WORK TO COMPLETE =
Gather each line containing the string "JSON" from these entries.

DATASET ENTRIES =
________________________________________

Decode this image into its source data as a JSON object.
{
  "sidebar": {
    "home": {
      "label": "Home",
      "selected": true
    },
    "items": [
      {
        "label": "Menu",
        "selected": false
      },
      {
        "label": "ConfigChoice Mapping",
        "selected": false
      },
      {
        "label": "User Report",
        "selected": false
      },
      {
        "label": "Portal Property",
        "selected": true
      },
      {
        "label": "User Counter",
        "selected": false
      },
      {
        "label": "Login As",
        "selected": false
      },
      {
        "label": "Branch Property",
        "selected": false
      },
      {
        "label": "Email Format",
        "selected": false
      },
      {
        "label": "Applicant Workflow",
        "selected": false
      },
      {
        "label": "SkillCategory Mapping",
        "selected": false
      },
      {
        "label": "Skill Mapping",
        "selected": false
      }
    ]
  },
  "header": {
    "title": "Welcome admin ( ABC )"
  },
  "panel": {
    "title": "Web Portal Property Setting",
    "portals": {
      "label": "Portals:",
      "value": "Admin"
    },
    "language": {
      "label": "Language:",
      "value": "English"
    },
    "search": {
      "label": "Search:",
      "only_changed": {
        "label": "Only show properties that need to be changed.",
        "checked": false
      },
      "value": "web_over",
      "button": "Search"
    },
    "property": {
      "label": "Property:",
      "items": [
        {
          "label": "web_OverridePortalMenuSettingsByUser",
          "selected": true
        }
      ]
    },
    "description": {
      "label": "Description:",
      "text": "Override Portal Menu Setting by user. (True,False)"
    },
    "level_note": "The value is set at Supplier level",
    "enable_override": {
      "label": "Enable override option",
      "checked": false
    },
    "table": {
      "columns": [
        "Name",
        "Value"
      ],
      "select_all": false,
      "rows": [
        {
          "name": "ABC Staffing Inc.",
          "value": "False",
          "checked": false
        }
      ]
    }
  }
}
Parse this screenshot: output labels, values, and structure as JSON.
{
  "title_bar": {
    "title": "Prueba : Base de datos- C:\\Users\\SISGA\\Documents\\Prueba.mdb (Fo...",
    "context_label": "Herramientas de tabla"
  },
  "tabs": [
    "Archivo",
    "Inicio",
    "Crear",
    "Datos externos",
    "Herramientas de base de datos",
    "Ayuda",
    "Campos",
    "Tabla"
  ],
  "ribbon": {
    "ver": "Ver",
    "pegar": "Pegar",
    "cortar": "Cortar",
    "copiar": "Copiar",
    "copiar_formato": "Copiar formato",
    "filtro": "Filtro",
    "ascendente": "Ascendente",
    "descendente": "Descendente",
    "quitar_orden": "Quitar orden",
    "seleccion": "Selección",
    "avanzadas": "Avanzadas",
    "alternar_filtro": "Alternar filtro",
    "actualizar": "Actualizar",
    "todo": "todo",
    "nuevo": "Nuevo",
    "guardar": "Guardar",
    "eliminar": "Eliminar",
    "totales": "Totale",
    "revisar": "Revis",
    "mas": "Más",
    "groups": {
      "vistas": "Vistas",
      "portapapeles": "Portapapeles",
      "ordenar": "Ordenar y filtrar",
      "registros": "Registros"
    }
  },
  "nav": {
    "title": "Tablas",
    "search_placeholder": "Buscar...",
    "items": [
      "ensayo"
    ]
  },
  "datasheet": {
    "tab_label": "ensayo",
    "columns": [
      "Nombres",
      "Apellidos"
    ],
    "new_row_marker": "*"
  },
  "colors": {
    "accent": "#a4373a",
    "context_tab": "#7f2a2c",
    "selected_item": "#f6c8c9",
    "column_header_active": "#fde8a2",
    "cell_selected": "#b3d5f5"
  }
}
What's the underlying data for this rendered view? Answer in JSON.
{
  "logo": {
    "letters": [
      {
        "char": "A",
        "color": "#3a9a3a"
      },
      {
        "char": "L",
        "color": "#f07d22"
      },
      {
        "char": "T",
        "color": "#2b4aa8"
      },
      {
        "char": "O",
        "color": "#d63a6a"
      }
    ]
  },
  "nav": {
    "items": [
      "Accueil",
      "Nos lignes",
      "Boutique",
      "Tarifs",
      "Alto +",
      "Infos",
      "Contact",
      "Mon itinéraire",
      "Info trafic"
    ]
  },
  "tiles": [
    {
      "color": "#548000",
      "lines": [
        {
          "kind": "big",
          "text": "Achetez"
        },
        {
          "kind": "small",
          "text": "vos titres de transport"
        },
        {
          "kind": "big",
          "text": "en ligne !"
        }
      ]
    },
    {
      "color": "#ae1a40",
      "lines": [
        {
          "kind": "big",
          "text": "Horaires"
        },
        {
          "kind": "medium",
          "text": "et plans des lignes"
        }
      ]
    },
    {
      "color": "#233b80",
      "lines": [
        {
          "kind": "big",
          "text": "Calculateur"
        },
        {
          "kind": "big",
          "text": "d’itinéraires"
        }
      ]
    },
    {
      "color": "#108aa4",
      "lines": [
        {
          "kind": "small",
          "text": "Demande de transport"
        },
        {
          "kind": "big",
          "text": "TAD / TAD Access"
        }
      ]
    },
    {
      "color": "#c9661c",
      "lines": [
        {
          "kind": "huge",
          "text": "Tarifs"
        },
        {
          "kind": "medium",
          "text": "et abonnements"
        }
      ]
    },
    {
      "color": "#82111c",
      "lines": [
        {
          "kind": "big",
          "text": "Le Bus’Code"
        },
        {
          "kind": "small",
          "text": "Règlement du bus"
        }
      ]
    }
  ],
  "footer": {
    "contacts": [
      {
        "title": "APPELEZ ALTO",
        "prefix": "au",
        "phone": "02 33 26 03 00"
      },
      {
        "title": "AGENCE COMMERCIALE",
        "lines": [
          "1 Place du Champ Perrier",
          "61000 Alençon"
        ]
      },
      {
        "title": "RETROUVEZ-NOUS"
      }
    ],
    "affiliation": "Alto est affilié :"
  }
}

________________________________________

SOLVED EXERCISE =
Decode this image into its source data as a JSON object.
Parse this screenshot: output labels, values, and structure as JSON.
What's the underlying data for this rendered view? Answer in JSON.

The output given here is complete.